## Consignas
1. Copia el extracto desde "Tengo el recuerdo" hasta "no de Independiente.", cambiando "demonio" por "fantasma".
2. Retoma el extracto sobre el papa Francisco y el fútbol a partir de su última oración y sigue escribiéndolo.

## Extracto
╭──

Hasta que fue elegido papa, varios primeros de abril, aniversario de la fundación de San Lorenzo, Bergoglio oficiaba la misa en la capilla del club. También le gustaba dar misa en la Villa Olímpica: desde el púlpito podía ver el estadio Nuevo Gasómetro. En 2008, el año del centenario, el entonces Arzobispo de Buenos Aires dio misa en el oratorio de San Antonio, un lugar simbólicamente muy fuerte, porque allí fue donde se fundó el club.
El papa tiene miles de fotos con diferentes personalidades. Desde presidentes a cantantes, desde empresarios a golfistas. Con el mundo del deporte y, en particular, con los jugadores de fútbol, que es el tema que nos convoca, tiene una serie infinita. Está con Messi, con Gianlucca Buffon, con Javier Zanetti, con los equipos de la Lazio y la Roma, con Blatter, con Tévez. Y, como no podía faltar, con los históricos jugadores de San Lorenzo: Passet, Ruggeri, el Gallego González. También con Lammens y Marcelo Tinelli —presidente y vice del San Lorenzo campeón de América—, que le regalaron una camiseta que decía “Francisco Campeón”. Hay un club del ascenso que se llama Deportivo Papa Francisco, pero los jugadores todavía no pudieron conocer a su patrono.
Tengo el recuerdo que tal vez sea falso, pero en todo caso me resulta verosímil, de que en uno de sus paseos por el Vaticano, mientras Bergoglio ya Francisco saludaba a los fieles, alguien se le acercó con una camiseta de Boca para que se la bendiga y él, rápido de reflejos, se alejó como si hubiera visto un demonio. Pero era una camiseta de Boca, no de Independiente.
Papa vs. papa
El papa peronista y futbolero, argentino hasta la contradicción, dijo que iba a ser neutral en el Mundial 2014. No vio la final con Joseph Ratzinger —Benedicto XVI—, pero la película Los dos papas fantasea con el encuentro. Anthony Hopkins hace de Benedicto; Jonathan Pryce de Francisco.

╰──

## Datos
╭──

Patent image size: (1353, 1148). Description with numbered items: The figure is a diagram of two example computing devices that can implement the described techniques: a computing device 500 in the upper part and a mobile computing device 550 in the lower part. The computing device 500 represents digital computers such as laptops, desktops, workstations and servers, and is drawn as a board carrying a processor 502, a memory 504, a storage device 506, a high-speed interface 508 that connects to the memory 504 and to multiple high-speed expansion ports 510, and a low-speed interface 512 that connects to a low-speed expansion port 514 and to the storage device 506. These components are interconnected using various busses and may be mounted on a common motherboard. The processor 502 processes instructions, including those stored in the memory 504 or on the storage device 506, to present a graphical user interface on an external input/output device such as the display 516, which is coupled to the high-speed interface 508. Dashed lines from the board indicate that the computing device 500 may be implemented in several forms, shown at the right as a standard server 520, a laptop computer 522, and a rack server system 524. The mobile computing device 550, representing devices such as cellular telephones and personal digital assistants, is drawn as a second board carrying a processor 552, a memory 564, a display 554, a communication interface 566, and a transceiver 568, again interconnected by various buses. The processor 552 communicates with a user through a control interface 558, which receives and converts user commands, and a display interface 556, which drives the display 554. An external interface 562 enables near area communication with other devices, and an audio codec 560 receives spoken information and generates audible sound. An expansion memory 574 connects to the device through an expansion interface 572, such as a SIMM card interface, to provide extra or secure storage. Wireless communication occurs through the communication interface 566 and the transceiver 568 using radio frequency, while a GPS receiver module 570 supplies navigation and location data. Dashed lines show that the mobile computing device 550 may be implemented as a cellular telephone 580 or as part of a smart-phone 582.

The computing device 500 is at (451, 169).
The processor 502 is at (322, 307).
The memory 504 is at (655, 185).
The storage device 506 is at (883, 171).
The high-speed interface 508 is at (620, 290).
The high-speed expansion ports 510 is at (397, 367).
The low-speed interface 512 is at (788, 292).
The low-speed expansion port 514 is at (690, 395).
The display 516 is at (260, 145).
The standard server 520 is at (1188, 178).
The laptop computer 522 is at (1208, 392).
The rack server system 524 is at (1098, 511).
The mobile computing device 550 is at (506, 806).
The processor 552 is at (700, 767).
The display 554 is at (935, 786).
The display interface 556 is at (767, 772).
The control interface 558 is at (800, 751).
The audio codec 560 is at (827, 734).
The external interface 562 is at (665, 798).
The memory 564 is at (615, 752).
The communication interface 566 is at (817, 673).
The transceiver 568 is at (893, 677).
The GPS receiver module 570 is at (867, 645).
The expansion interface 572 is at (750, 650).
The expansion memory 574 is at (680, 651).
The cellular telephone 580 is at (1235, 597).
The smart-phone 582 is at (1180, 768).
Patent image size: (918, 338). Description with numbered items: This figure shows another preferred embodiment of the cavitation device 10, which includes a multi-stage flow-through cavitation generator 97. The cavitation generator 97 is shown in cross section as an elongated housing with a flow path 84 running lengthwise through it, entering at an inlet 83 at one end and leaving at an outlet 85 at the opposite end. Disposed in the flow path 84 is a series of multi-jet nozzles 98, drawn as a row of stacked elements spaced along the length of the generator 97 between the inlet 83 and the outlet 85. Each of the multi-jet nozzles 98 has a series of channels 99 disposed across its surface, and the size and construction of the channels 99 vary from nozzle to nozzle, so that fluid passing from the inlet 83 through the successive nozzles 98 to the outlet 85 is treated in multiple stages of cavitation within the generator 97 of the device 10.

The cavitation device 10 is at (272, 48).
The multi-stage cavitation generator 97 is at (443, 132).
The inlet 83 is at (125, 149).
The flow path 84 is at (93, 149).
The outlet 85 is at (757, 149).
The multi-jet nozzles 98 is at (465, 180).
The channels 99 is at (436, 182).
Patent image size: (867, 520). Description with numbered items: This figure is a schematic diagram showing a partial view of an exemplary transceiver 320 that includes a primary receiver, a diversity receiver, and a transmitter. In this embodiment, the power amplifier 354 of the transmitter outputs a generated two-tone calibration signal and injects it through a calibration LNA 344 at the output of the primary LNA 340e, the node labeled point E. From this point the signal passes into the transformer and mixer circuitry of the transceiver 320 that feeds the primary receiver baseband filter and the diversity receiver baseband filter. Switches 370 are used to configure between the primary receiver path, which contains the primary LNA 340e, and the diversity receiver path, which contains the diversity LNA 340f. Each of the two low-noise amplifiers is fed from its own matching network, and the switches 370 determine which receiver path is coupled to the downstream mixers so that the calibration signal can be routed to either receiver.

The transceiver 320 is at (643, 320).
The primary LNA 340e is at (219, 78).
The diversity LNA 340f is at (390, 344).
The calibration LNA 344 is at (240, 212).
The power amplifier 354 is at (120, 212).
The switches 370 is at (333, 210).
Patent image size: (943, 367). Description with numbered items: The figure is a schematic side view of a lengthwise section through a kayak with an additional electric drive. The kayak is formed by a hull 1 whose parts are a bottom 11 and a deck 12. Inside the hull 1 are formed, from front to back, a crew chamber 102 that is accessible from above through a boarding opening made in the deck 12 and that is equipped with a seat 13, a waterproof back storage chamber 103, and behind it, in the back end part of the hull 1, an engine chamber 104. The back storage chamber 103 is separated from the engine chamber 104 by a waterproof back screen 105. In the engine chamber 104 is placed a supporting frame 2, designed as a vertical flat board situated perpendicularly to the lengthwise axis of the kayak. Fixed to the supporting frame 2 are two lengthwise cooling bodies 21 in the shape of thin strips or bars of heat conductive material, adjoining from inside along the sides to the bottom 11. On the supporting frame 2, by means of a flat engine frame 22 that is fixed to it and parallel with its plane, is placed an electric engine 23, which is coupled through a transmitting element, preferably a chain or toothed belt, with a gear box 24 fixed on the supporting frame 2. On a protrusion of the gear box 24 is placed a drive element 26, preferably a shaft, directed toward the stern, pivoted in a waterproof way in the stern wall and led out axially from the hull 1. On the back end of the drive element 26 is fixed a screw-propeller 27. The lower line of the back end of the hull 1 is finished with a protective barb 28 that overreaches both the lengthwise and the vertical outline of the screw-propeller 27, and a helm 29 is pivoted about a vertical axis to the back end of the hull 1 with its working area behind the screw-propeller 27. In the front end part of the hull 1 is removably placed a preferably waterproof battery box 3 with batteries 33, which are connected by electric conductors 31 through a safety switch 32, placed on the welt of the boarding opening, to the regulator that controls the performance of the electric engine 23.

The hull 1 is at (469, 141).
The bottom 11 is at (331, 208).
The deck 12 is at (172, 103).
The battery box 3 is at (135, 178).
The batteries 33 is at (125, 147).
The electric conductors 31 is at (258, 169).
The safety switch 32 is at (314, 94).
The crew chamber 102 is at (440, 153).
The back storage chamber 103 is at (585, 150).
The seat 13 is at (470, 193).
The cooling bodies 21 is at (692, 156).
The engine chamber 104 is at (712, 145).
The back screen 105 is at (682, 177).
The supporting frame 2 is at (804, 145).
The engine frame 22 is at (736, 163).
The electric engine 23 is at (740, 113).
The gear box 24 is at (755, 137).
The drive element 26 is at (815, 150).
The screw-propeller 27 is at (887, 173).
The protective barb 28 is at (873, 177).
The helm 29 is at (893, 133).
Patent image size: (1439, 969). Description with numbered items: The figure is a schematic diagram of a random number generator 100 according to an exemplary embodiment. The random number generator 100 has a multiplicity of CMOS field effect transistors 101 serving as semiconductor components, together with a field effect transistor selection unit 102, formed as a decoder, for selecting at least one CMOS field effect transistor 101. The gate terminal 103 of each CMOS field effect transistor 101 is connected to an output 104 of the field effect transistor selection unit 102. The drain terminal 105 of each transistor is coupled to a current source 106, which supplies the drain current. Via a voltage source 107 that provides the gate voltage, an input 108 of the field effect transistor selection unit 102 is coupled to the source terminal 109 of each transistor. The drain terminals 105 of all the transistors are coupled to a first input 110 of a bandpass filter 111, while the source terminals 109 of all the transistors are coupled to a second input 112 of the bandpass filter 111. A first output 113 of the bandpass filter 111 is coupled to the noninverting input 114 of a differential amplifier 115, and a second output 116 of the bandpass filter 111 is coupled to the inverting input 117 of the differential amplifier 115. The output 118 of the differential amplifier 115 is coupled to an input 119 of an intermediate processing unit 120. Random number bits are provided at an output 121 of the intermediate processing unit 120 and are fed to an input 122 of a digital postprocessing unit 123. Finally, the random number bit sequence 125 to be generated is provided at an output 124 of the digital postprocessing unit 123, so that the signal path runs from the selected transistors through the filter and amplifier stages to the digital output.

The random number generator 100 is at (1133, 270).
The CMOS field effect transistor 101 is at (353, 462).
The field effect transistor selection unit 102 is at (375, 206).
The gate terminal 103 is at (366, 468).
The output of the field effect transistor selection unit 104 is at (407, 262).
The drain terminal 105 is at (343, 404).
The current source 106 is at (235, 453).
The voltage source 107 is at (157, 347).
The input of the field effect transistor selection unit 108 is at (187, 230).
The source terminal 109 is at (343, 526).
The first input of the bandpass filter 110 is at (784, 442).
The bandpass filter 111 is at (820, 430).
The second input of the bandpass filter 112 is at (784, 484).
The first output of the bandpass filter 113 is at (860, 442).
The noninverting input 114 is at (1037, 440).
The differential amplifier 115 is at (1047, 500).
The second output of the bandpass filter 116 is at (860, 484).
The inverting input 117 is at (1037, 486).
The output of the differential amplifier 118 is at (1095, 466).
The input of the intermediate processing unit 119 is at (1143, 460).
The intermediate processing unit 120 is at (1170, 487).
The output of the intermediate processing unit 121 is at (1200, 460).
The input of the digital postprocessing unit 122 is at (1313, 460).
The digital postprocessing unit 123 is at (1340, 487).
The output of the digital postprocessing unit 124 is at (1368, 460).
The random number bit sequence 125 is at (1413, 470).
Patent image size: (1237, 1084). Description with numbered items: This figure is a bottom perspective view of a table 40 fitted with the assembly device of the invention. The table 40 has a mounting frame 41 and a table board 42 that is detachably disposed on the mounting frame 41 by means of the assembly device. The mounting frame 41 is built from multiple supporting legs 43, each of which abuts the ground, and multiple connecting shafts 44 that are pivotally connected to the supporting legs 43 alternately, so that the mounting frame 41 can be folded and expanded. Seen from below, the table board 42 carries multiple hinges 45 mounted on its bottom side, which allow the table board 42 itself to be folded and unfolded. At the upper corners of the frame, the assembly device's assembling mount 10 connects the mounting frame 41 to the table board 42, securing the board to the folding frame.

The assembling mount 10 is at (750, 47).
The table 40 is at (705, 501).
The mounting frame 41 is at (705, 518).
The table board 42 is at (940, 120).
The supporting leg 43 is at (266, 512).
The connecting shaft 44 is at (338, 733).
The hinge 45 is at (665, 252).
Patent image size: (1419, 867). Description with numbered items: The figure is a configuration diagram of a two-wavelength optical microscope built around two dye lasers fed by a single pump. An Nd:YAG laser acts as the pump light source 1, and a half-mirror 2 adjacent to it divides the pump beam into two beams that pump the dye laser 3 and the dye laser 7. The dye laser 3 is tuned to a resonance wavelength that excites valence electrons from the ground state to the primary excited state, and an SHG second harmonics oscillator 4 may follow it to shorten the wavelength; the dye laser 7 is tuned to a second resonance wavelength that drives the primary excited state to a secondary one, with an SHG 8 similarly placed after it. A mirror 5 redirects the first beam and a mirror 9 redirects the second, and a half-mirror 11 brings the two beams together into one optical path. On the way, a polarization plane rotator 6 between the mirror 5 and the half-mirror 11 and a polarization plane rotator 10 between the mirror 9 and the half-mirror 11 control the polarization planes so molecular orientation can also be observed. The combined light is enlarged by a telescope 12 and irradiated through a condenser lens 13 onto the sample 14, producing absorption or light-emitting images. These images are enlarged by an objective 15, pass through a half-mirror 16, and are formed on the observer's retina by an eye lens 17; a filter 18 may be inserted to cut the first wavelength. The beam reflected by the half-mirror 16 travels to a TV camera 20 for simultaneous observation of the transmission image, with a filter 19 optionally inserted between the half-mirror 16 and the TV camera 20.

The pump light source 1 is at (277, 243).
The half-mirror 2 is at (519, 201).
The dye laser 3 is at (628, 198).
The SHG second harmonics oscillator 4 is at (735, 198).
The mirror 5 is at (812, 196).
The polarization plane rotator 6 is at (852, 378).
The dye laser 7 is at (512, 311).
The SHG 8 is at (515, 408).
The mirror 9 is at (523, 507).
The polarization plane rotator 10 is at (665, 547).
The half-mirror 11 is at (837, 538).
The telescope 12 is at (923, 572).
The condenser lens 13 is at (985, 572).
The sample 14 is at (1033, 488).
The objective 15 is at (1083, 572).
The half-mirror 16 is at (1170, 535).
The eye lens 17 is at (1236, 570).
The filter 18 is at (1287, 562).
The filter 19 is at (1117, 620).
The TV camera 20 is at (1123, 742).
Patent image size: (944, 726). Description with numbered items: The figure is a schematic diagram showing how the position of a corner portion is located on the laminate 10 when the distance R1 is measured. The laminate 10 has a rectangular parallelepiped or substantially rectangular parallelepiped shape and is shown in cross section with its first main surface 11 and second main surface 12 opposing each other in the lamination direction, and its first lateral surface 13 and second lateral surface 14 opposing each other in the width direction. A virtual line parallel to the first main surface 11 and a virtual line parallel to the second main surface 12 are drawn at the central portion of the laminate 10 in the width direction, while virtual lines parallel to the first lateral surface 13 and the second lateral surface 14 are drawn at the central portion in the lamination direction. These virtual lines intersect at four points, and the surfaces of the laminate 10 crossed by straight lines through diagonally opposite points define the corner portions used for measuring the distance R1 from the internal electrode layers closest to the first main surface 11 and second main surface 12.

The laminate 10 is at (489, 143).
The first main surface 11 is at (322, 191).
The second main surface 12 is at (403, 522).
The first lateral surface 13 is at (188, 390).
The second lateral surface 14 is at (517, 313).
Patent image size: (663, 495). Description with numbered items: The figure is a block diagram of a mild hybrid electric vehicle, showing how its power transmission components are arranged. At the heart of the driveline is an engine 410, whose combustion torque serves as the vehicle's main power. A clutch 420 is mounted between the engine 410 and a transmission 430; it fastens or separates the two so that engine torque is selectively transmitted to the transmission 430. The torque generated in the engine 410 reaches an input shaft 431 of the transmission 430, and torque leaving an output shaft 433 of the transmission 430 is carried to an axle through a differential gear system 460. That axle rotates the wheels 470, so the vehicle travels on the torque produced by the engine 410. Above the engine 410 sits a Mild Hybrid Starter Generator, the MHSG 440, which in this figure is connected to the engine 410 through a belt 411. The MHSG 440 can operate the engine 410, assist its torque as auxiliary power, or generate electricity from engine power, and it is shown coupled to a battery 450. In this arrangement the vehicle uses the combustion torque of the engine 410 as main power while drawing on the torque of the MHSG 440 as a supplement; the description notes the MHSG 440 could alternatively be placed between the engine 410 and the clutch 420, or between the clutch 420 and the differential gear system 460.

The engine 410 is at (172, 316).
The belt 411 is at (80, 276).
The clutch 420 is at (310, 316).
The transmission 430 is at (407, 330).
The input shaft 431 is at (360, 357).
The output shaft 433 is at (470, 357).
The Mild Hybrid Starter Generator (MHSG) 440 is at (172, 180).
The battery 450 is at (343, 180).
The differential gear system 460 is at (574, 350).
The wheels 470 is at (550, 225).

╰──

## Respuestas
1.
Tengo el recuerdo que tal vez sea falso, pero en todo caso me resulta verosímil, de que en uno de sus paseos por el Vaticano, mientras Bergoglio ya Francisco saludaba a los fieles, alguien se le acercó con una camiseta de Boca para que se la bendiga y él, rápido de reflejos, se alejó como si hubiera visto un fantasma. Pero era una camiseta de Boca, no de Independiente.

2.
Los dos comparten un sillón frente a la tele y miran aquel partido que, de haber existido el VAR tal vez hubiera tenido otro resultado. Dos monjas les traen la comida y Francisco las apura para que se vayan, porque está empezando la final. “Ahí estás vos”, le dice Benedicto, asombrado por una bandera argentina que en lugar del sol tiene la cara de Francisco. Los dos papas están de blanco, pero Francisco tiene, además, una bufanda con los colores de su equipo.
Mirando esa escena y esa bufandita, no puedo dejar de pensar en otra escena, una de El secreto de sus ojos. Francella y Darín están pensando cómo encontrar a un asesino que siempre se les escapa. Le dan vueltas al tema hasta que Francella cae en cuenta de que el lugar para atraparlo es la cancha de Racing. “El tipo puede cambiar de todo: de cara, de casa, de familia, de novia, de religión, de dios. Pero hay una cosa que no puede cambiar. No puede cambiar de pasión”.
Si es inimaginable que Bergoglio deje de ser el papa de los católicos, es todavía más inconcebible creer que puede dejar de ser cuervo. Los productores de la película de Netflix acertaron con el vestuario: la bufanda de Jonathan Pryce es azulgrana y dice San Lorenzo. El papa Francisco mira la final en el Maracaná y Jorge Bergoglio sueña las tardes en el viejo Gasómetro.
Sigue la película y Benedicto se queja de las faltas violentas y, mientras la tele muestra la cara ensangrentada de Bastian Schweinsteiger, Francisco dice: “¡Es un rasguño, es un rasguño!”. Toman cerveza —varias— y discuten como dos hinchas en un bar. El partido termina y Francisco mira hacia la nada en silencio. El otro le palmea la espalda en un gesto de consuelo paternal que cualquier otro, de no haber sido Papa, le hubiera devuelto una trompada.
La final del mundial fue el 13 de julio. Un mes después, se jugó la Libertadores. Dicen que esa noche, Bergoglio todo el tiempo le pedía a los soldados de la Guardia Suiza que le dijeran cómo iba el partido.
* Este artículo es parte del libro Francisco. Diez años del papa latinoamericano, editado por Leamos.